··· EXERCISE MATERIALS ···

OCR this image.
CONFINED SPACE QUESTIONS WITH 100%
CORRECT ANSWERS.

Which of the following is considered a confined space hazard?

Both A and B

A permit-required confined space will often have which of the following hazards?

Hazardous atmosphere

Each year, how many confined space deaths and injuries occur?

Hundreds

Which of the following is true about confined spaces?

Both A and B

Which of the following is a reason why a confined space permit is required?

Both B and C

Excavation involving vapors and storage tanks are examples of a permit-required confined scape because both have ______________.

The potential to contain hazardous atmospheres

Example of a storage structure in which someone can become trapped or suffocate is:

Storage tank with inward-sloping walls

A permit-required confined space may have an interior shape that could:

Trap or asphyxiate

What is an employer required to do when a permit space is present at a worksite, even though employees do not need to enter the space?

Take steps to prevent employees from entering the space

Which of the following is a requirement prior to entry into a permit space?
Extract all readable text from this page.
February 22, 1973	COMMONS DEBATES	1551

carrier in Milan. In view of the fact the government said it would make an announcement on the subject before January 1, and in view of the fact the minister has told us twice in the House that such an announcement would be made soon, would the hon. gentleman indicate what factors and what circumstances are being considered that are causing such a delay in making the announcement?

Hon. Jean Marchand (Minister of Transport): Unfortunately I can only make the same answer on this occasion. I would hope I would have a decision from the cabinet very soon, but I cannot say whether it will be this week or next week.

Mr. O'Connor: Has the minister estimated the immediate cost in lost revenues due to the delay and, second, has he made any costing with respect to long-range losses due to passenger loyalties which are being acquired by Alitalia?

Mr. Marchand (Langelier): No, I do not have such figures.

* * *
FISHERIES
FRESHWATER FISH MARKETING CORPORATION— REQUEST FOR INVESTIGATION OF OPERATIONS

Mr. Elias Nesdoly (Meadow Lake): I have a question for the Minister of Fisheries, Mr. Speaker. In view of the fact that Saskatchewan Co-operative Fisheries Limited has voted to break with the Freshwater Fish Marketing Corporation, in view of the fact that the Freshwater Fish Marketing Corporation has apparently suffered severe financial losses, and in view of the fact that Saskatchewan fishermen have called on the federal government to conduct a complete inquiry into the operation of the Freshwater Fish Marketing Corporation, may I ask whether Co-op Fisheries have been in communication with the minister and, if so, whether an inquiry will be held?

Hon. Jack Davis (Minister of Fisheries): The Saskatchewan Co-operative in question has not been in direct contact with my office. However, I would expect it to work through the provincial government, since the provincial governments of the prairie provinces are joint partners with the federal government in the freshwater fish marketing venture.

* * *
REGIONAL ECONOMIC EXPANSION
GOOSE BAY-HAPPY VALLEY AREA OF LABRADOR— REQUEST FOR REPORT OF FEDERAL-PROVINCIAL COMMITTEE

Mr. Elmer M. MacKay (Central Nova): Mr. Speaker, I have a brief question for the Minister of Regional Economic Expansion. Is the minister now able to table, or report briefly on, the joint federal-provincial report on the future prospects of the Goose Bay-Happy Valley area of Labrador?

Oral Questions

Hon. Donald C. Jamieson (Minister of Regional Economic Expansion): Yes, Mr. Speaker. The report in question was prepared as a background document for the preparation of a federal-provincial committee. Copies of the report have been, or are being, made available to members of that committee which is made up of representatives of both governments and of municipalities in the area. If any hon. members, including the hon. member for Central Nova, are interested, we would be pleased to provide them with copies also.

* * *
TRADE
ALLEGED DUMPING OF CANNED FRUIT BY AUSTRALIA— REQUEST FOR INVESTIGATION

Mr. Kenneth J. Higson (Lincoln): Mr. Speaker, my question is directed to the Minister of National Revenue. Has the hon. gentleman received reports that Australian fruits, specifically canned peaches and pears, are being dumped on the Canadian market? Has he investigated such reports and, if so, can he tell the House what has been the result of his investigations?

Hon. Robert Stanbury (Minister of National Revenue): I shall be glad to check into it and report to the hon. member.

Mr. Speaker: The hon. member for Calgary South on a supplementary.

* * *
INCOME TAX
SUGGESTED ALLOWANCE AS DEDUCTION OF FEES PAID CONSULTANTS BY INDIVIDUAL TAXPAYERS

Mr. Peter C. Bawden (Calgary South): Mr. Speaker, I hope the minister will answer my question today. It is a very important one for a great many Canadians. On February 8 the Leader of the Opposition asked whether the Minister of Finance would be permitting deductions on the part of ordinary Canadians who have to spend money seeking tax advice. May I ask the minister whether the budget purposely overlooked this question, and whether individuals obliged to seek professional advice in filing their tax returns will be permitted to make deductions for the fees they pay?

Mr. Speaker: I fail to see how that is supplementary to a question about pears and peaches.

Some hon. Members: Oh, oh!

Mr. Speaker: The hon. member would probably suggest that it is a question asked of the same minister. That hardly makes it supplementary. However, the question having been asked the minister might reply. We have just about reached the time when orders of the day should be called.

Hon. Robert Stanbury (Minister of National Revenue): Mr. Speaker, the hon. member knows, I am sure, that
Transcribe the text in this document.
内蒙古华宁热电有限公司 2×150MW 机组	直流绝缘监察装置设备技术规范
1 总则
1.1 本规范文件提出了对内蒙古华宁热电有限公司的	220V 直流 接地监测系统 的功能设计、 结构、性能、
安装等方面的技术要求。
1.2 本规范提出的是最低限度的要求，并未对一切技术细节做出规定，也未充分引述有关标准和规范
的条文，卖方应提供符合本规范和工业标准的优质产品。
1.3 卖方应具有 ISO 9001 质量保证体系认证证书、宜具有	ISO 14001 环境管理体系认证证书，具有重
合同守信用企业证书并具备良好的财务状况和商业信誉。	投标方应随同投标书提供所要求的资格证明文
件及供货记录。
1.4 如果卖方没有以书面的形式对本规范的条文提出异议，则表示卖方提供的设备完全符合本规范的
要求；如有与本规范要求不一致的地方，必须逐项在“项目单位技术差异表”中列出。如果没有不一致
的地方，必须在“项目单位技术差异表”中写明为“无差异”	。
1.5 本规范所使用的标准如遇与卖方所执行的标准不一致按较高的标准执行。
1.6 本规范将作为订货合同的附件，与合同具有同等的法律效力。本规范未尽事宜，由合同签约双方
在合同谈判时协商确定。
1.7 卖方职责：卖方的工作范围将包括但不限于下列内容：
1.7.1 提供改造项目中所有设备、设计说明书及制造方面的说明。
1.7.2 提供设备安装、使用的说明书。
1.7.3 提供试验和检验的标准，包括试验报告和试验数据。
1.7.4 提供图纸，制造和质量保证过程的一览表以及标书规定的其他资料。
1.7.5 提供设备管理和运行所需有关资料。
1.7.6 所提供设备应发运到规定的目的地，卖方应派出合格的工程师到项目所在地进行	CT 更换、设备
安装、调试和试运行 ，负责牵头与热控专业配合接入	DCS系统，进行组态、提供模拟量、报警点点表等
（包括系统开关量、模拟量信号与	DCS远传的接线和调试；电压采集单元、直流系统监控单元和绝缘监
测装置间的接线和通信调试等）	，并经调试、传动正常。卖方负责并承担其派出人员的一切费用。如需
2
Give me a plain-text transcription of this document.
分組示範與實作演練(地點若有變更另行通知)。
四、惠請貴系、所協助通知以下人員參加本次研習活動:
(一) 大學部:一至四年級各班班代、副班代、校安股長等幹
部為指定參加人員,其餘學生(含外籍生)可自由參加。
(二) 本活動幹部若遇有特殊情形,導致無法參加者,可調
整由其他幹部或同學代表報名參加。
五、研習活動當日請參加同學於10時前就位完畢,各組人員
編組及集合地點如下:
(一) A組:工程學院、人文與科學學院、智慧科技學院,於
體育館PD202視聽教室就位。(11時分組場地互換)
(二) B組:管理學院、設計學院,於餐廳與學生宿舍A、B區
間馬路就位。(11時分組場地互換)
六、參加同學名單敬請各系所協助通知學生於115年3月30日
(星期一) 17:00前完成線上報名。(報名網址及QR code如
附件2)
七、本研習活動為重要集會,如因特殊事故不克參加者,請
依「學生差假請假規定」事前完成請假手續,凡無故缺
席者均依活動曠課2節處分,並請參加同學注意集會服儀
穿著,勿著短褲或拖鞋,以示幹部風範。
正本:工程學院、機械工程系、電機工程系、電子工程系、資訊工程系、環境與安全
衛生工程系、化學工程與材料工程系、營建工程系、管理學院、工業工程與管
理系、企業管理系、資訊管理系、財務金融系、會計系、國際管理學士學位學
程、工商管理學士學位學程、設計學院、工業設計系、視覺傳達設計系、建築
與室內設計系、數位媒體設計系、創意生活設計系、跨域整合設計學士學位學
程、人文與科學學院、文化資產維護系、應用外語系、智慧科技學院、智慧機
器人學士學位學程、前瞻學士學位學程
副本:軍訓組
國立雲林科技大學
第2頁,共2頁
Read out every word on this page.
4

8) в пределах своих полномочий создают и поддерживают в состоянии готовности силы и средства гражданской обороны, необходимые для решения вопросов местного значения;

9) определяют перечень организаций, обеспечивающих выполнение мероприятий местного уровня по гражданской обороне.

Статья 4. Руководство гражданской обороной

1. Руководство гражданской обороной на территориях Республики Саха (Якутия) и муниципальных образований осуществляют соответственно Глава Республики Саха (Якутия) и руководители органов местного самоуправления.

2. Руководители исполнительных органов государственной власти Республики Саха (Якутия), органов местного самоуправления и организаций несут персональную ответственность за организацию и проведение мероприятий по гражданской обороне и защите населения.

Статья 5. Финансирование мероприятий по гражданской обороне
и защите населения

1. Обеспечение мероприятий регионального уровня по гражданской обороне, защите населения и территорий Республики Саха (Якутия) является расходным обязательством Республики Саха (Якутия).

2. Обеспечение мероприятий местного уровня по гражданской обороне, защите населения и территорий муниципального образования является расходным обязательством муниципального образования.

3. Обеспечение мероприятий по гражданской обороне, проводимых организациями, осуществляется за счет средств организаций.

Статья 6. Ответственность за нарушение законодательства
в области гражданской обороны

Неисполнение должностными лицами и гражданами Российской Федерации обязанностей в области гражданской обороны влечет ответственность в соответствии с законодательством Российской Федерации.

···

• **WRITTEN REQUEST**
Which lines include the word "обороной"? List them all.

• **EXERCISE RESULT**
Статья 4. Руководство гражданской обороной
1. Руководство гражданской обороной на территориях Республики Саха (Якутия) и муниципальных образований осуществляют соответственно Глава Республики Саха (Якутия) и руководители органов местного самоуправления.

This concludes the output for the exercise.